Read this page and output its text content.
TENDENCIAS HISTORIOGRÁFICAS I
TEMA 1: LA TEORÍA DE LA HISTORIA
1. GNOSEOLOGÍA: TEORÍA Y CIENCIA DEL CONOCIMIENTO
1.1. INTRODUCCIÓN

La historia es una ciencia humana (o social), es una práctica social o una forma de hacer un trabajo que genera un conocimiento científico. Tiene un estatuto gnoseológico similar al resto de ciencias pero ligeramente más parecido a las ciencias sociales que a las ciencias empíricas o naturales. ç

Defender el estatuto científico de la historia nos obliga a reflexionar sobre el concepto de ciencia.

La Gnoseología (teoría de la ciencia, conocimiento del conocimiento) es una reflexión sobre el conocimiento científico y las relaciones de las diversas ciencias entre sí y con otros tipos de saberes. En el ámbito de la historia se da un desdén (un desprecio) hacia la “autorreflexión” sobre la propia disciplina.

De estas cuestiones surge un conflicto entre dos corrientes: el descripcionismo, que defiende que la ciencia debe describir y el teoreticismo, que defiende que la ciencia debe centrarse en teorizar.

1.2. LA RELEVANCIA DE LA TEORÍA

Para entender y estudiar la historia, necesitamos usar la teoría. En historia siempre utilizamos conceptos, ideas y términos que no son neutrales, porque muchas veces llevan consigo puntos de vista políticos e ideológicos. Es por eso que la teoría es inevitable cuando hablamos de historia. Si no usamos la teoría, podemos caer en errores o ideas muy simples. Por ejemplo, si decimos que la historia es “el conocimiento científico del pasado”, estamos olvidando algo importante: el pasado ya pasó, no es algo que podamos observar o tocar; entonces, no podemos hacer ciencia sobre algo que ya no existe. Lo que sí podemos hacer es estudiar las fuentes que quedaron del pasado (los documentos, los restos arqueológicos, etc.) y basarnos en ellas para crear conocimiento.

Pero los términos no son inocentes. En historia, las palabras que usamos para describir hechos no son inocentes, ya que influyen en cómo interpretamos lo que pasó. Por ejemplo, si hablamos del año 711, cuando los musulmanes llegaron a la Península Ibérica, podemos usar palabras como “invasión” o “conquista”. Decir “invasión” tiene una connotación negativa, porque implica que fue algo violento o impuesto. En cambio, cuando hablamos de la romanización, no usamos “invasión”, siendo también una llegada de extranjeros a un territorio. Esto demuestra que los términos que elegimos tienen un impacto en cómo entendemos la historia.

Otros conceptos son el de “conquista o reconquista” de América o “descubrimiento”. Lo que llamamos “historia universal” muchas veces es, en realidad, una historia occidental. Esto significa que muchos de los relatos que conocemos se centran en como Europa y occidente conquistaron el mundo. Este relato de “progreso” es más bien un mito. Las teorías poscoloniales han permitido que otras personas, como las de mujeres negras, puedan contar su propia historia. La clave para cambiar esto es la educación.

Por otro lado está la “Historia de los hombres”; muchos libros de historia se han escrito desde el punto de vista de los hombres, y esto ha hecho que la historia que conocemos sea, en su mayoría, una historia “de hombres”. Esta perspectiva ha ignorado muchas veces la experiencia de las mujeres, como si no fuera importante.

● ● ●

- [TASK INSTRUCTIONS] Reproduce the full listing exactly.

- [SOLUTION FOR THIS TASK]
Read this page and output its text content.
TENDENCIAS HISTORIOGRÁFICAS I
TEMA 1: LA TEORÍA DE LA HISTORIA
1. GNOSEOLOGÍA: TEORÍA Y CIENCIA DEL CONOCIMIENTO
1.1. INTRODUCCIÓN

La historia es una ciencia humana (o social), es una práctica social o una forma de hacer un trabajo que genera un conocimiento científico. Tiene un estatuto gnoseológico similar al resto de ciencias pero ligeramente más parecido a las ciencias sociales que a las ciencias empíricas o naturales. ç

Defender el estatuto científico de la historia nos obliga a reflexionar sobre el concepto de ciencia.

La Gnoseología (teoría de la ciencia, conocimiento del conocimiento) es una reflexión sobre el conocimiento científico y las relaciones de las diversas ciencias entre sí y con otros tipos de saberes. En el ámbito de la historia se da un desdén (un desprecio) hacia la “autorreflexión” sobre la propia disciplina.

De estas cuestiones surge un conflicto entre dos corrientes: el descripcionismo, que defiende que la ciencia debe describir y el teoreticismo, que defiende que la ciencia debe centrarse en teorizar.

1.2. LA RELEVANCIA DE LA TEORÍA

Para entender y estudiar la historia, necesitamos usar la teoría. En historia siempre utilizamos conceptos, ideas y términos que no son neutrales, porque muchas veces llevan consigo puntos de vista políticos e ideológicos. Es por eso que la teoría es inevitable cuando hablamos de historia. Si no usamos la teoría, podemos caer en errores o ideas muy simples. Por ejemplo, si decimos que la historia es “el conocimiento científico del pasado”, estamos olvidando algo importante: el pasado ya pasó, no es algo que podamos observar o tocar; entonces, no podemos hacer ciencia sobre algo que ya no existe. Lo que sí podemos hacer es estudiar las fuentes que quedaron del pasado (los documentos, los restos arqueológicos, etc.) y basarnos en ellas para crear conocimiento.

Pero los términos no son inocentes. En historia, las palabras que usamos para describir hechos no son inocentes, ya que influyen en cómo interpretamos lo que pasó. Por ejemplo, si hablamos del año 711, cuando los musulmanes llegaron a la Península Ibérica, podemos usar palabras como “invasión” o “conquista”. Decir “invasión” tiene una connotación negativa, porque implica que fue algo violento o impuesto. En cambio, cuando hablamos de la romanización, no usamos “invasión”, siendo también una llegada de extranjeros a un territorio. Esto demuestra que los términos que elegimos tienen un impacto en cómo entendemos la historia.

Otros conceptos son el de “conquista o reconquista” de América o “descubrimiento”. Lo que llamamos “historia universal” muchas veces es, en realidad, una historia occidental. Esto significa que muchos de los relatos que conocemos se centran en como Europa y occidente conquistaron el mundo. Este relato de “progreso” es más bien un mito. Las teorías poscoloniales han permitido que otras personas, como las de mujeres negras, puedan contar su propia historia. La clave para cambiar esto es la educación.

Por otro lado está la “Historia de los hombres”; muchos libros de historia se han escrito desde el punto de vista de los hombres, y esto ha hecho que la historia que conocemos sea, en su mayoría, una historia “de hombres”. Esta perspectiva ha ignorado muchas veces la experiencia de las mujeres, como si no fuera importante.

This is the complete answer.